# What you need to do:
Show the lines of the material that contain the word "JSON".
*** Dataset excerpts ***
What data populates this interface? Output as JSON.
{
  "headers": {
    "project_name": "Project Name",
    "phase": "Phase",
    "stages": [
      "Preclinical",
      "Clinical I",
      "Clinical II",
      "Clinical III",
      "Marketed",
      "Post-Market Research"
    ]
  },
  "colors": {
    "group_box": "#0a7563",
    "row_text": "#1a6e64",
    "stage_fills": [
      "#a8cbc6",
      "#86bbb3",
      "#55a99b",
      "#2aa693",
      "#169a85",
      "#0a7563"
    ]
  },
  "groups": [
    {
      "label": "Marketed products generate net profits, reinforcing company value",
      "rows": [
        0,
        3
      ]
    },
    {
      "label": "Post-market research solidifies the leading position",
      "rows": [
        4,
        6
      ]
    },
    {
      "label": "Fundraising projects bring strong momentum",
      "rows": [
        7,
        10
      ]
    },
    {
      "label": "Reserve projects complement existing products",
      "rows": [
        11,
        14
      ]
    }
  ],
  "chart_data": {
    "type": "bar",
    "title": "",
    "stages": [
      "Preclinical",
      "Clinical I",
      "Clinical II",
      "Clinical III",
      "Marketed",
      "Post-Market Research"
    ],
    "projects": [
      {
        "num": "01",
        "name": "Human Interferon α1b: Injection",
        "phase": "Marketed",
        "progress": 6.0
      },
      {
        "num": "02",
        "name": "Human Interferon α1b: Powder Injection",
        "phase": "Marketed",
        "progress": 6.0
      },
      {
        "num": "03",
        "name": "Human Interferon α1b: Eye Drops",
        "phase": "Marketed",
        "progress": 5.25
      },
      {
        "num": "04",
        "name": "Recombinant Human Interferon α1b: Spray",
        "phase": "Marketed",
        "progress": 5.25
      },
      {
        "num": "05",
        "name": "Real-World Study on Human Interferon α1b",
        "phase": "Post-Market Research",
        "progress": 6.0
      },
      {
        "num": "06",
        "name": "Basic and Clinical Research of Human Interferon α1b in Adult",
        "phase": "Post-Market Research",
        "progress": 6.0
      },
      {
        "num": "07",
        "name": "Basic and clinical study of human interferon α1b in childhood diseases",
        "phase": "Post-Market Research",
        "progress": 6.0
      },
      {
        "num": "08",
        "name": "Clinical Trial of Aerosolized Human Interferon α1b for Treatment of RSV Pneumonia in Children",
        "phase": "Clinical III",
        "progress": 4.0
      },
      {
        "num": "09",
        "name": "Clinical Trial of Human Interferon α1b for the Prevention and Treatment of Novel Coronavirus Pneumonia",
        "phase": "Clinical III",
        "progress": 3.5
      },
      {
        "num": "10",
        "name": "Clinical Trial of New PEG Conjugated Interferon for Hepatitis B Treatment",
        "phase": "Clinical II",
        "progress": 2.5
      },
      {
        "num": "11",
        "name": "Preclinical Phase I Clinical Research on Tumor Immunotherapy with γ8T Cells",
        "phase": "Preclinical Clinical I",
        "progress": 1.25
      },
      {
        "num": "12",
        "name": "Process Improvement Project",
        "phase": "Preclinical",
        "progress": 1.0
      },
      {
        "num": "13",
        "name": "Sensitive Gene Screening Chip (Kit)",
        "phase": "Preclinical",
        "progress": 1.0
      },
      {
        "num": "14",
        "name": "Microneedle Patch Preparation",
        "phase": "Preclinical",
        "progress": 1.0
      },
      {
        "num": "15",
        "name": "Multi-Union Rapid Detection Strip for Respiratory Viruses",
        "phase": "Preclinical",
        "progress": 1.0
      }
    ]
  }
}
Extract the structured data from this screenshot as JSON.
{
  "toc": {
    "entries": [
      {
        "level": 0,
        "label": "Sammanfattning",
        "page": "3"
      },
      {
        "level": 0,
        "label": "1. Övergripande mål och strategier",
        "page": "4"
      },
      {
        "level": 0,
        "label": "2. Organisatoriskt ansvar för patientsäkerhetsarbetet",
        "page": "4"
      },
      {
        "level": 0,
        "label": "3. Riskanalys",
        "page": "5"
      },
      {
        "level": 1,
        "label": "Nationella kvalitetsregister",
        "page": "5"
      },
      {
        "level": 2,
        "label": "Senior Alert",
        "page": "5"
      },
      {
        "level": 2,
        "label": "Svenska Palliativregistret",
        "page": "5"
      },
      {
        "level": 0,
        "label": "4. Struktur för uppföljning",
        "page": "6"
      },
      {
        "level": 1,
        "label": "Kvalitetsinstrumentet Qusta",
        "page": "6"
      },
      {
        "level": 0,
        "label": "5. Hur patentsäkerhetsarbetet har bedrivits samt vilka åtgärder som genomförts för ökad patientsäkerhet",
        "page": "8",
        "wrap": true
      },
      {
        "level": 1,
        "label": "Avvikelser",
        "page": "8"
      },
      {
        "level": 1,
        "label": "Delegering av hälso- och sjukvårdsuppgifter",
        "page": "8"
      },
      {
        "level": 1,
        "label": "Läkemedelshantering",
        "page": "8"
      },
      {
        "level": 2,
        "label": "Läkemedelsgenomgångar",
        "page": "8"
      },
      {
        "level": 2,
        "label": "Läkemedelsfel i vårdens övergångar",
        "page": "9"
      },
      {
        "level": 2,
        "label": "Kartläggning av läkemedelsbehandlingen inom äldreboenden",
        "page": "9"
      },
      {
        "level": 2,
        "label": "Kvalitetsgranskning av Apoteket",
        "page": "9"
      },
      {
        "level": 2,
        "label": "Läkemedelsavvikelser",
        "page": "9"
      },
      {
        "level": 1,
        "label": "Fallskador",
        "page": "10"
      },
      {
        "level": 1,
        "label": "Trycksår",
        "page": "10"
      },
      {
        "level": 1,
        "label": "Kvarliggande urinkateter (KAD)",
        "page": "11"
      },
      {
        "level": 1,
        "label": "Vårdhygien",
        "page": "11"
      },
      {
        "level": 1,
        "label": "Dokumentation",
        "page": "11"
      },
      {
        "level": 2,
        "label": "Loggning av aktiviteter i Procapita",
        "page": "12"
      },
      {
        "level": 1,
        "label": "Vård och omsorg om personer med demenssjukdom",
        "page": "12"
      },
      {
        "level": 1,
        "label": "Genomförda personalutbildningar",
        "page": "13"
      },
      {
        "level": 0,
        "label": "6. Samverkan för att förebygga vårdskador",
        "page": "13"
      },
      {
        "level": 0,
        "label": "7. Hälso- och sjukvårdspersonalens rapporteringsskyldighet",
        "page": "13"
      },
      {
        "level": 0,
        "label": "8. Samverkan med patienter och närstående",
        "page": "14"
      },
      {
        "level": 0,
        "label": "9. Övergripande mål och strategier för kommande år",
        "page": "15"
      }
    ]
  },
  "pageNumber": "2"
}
*** End of Dataset excerpts ***
# Answer for this exercise:
What data populates this interface? Output as JSON.
Extract the structured data from this screenshot as JSON.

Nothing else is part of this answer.